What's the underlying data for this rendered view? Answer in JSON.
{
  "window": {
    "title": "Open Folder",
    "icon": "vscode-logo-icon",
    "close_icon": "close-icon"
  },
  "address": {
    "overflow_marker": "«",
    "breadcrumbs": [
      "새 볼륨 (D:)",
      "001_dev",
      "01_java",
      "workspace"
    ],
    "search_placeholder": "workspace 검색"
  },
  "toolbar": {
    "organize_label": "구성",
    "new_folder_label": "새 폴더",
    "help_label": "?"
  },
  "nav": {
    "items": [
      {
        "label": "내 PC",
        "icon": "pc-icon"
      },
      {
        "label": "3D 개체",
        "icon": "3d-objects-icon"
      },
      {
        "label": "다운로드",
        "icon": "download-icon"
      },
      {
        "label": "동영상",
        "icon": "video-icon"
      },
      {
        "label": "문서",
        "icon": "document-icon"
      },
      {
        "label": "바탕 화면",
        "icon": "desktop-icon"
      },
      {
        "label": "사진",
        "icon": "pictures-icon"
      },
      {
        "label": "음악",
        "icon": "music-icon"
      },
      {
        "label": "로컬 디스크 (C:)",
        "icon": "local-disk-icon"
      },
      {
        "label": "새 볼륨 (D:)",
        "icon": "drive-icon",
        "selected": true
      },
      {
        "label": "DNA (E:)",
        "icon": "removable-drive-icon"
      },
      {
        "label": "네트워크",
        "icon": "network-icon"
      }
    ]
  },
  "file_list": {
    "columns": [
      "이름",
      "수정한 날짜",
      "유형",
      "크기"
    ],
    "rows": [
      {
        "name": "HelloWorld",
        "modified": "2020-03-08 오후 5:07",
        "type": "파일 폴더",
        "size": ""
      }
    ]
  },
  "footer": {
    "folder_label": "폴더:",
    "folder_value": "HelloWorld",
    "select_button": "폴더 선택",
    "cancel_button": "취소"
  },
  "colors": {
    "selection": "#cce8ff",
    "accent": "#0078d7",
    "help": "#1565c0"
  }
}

● ● ● ●

# Aim
Return the lines of the records that include the string "drive".

# Result of the task
        "icon": "drive-icon",
        "icon": "removable-drive-icon"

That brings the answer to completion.